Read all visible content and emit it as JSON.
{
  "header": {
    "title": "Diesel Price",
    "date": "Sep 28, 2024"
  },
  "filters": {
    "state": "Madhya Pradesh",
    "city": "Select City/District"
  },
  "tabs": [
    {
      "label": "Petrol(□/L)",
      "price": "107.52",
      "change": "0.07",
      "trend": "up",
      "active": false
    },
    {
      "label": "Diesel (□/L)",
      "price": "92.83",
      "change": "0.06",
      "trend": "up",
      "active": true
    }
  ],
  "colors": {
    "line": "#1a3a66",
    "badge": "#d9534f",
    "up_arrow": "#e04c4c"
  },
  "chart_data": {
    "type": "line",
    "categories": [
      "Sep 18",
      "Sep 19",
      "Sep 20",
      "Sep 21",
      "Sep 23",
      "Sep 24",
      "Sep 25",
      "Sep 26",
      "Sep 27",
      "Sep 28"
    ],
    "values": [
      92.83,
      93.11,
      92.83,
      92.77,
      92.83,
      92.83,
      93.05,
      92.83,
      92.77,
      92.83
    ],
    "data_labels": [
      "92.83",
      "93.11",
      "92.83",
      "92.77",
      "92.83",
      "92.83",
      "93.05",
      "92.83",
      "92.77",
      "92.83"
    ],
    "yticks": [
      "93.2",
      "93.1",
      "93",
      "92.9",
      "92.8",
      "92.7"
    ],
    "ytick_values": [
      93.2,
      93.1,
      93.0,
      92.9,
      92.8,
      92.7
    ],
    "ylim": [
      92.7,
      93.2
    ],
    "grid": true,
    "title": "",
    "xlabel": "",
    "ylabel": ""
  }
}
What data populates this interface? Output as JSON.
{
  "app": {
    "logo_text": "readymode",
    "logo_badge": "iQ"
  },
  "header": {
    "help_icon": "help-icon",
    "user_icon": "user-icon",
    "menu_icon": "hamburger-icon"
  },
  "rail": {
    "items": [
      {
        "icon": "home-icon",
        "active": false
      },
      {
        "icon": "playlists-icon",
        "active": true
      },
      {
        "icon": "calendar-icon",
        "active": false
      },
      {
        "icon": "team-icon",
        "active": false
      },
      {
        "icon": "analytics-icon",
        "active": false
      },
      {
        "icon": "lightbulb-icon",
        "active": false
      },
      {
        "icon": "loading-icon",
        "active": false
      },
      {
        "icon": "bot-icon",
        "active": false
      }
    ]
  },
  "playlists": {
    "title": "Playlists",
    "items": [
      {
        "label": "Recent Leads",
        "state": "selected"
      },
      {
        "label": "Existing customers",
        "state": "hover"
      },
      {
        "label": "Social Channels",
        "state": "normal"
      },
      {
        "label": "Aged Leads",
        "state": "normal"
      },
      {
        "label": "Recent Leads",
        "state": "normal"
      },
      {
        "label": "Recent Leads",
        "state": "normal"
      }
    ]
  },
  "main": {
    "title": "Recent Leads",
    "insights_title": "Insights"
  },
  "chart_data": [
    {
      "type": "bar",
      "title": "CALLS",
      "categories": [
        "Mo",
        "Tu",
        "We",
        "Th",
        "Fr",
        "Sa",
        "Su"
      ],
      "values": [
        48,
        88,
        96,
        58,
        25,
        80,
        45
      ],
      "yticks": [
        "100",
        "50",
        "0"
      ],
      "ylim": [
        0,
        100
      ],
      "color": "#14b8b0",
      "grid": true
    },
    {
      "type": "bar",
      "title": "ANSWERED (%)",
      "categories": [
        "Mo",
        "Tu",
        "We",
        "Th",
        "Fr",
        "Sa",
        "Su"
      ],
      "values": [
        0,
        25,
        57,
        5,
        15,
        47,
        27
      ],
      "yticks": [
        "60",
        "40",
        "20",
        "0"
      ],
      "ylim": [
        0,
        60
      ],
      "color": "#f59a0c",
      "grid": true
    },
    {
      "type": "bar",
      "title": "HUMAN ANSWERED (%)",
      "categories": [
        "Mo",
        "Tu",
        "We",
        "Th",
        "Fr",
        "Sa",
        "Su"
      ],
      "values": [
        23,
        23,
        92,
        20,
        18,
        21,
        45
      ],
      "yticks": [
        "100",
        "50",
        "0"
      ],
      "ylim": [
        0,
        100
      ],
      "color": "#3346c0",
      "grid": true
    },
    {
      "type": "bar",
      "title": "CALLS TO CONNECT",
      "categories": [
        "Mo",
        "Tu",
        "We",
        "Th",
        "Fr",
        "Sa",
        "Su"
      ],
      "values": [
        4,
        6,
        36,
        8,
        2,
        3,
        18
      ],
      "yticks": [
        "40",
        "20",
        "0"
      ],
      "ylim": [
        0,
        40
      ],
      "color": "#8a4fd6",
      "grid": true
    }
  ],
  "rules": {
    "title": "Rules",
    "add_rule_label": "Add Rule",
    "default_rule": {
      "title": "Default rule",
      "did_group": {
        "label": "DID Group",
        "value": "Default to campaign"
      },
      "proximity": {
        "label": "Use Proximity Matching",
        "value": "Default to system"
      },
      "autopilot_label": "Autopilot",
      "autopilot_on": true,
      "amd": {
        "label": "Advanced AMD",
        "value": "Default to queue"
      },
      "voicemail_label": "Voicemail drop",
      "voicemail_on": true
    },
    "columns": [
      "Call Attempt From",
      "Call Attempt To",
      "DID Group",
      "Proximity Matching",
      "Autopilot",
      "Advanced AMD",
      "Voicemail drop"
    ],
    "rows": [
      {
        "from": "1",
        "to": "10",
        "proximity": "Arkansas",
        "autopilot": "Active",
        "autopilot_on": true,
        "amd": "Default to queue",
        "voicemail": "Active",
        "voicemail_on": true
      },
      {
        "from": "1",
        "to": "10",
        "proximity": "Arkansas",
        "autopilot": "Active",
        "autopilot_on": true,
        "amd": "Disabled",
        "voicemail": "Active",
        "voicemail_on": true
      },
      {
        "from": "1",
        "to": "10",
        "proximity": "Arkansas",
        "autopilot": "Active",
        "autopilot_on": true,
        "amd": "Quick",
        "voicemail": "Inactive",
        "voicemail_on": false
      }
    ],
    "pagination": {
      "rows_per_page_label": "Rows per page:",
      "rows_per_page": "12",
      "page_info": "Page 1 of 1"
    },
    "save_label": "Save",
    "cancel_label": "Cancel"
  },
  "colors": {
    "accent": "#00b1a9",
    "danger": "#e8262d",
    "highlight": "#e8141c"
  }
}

#### Request
What do the records say? Quote them all exactly.

#### Task result
Read all visible content and emit it as JSON.
{
  "header": {
    "title": "Diesel Price",
    "date": "Sep 28, 2024"
  },
  "filters": {
    "state": "Madhya Pradesh",
    "city": "Select City/District"
  },
  "tabs": [
    {
      "label": "Petrol(□/L)",
      "price": "107.52",
      "change": "0.07",
      "trend": "up",
      "active": false
    },
    {
      "label": "Diesel (□/L)",
      "price": "92.83",
      "change": "0.06",
      "trend": "up",
      "active": true
    }
  ],
  "colors": {
    "line": "#1a3a66",
    "badge": "#d9534f",
    "up_arrow": "#e04c4c"
  },
  "chart_data": {
    "type": "line",
    "categories": [
      "Sep 18",
      "Sep 19",
      "Sep 20",
      "Sep 21",
      "Sep 23",
      "Sep 24",
      "Sep 25",
      "Sep 26",
      "Sep 27",
      "Sep 28"
    ],
    "values": [
      92.83,
      93.11,
      92.83,
      92.77,
      92.83,
      92.83,
      93.05,
      92.83,
      92.77,
      92.83
    ],
    "data_labels": [
      "92.83",
      "93.11",
      "92.83",
      "92.77",
      "92.83",
      "92.83",
      "93.05",
      "92.83",
      "92.77",
      "92.83"
    ],
    "yticks": [
      "93.2",
      "93.1",
      "93",
      "92.9",
      "92.8",
      "92.7"
    ],
    "ytick_values": [
      93.2,
      93.1,
      93.0,
      92.9,
      92.8,
      92.7
    ],
    "ylim": [
      92.7,
      93.2
    ],
    "grid": true,
    "title": "",
    "xlabel": "",
    "ylabel": ""
  }
}
What data populates this interface? Output as JSON.
{
  "app": {
    "logo_text": "readymode",
    "logo_badge": "iQ"
  },
  "header": {
    "help_icon": "help-icon",
    "user_icon": "user-icon",
    "menu_icon": "hamburger-icon"
  },
  "rail": {
    "items": [
      {
        "icon": "home-icon",
        "active": false
      },
      {
        "icon": "playlists-icon",
        "active": true
      },
      {
        "icon": "calendar-icon",
        "active": false
      },
      {
        "icon": "team-icon",
        "active": false
      },
      {
        "icon": "analytics-icon",
        "active": false
      },
      {
        "icon": "lightbulb-icon",
        "active": false
      },
      {
        "icon": "loading-icon",
        "active": false
      },
      {
        "icon": "bot-icon",
        "active": false
      }
    ]
  },
  "playlists": {
    "title": "Playlists",
    "items": [
      {
        "label": "Recent Leads",
        "state": "selected"
      },
      {
        "label": "Existing customers",
        "state": "hover"
      },
      {
        "label": "Social Channels",
        "state": "normal"
      },
      {
        "label": "Aged Leads",
        "state": "normal"
      },
      {
        "label": "Recent Leads",
        "state": "normal"
      },
      {
        "label": "Recent Leads",
        "state": "normal"
      }
    ]
  },
  "main": {
    "title": "Recent Leads",
    "insights_title": "Insights"
  },
  "chart_data": [
    {
      "type": "bar",
      "title": "CALLS",
      "categories": [
        "Mo",
        "Tu",
        "We",
        "Th",
        "Fr",
        "Sa",
        "Su"
      ],
      "values": [
        48,
        88,
        96,
        58,
        25,
        80,
        45
      ],
      "yticks": [
        "100",
        "50",
        "0"
      ],
      "ylim": [
        0,
        100
      ],
      "color": "#14b8b0",
      "grid": true
    },
    {
      "type": "bar",
      "title": "ANSWERED (%)",
      "categories": [
        "Mo",
        "Tu",
        "We",
        "Th",
        "Fr",
        "Sa",
        "Su"
      ],
      "values": [
        0,
        25,
        57,
        5,
        15,
        47,
        27
      ],
      "yticks": [
        "60",
        "40",
        "20",
        "0"
      ],
      "ylim": [
        0,
        60
      ],
      "color": "#f59a0c",
      "grid": true
    },
    {
      "type": "bar",
      "title": "HUMAN ANSWERED (%)",
      "categories": [
        "Mo",
        "Tu",
        "We",
        "Th",
        "Fr",
        "Sa",
        "Su"
      ],
      "values": [
        23,
        23,
        92,
        20,
        18,
        21,
        45
      ],
      "yticks": [
        "100",
        "50",
        "0"
      ],
      "ylim": [
        0,
        100
      ],
      "color": "#3346c0",
      "grid": true
    },
    {
      "type": "bar",
      "title": "CALLS TO CONNECT",
      "categories": [
        "Mo",
        "Tu",
        "We",
        "Th",
        "Fr",
        "Sa",
        "Su"
      ],
      "values": [
        4,
        6,
        36,
        8,
        2,
        3,
        18
      ],
      "yticks": [
        "40",
        "20",
        "0"
      ],
      "ylim": [
        0,
        40
      ],
      "color": "#8a4fd6",
      "grid": true
    }
  ],
  "rules": {
    "title": "Rules",
    "add_rule_label": "Add Rule",
    "default_rule": {
      "title": "Default rule",
      "did_group": {
        "label": "DID Group",
        "value": "Default to campaign"
      },
      "proximity": {
        "label": "Use Proximity Matching",
        "value": "Default to system"
      },
      "autopilot_label": "Autopilot",
      "autopilot_on": true,
      "amd": {
        "label": "Advanced AMD",
        "value": "Default to queue"
      },
      "voicemail_label": "Voicemail drop",
      "voicemail_on": true
    },
    "columns": [
      "Call Attempt From",
      "Call Attempt To",
      "DID Group",
      "Proximity Matching",
      "Autopilot",
      "Advanced AMD",
      "Voicemail drop"
    ],
    "rows": [
      {
        "from": "1",
        "to": "10",
        "proximity": "Arkansas",
        "autopilot": "Active",
        "autopilot_on": true,
        "amd": "Default to queue",
        "voicemail": "Active",
        "voicemail_on": true
      },
      {
        "from": "1",
        "to": "10",
        "proximity": "Arkansas",
        "autopilot": "Active",
        "autopilot_on": true,
        "amd": "Disabled",
        "voicemail": "Active",
        "voicemail_on": true
      },
      {
        "from": "1",
        "to": "10",
        "proximity": "Arkansas",
        "autopilot": "Active",
        "autopilot_on": true,
        "amd": "Quick",
        "voicemail": "Inactive",
        "voicemail_on": false
      }
    ],
    "pagination": {
      "rows_per_page_label": "Rows per page:",
      "rows_per_page": "12",
      "page_info": "Page 1 of 1"
    },
    "save_label": "Save",
    "cancel_label": "Cancel"
  },
  "colors": {
    "accent": "#00b1a9",
    "danger": "#e8262d",
    "highlight": "#e8141c"
  }
}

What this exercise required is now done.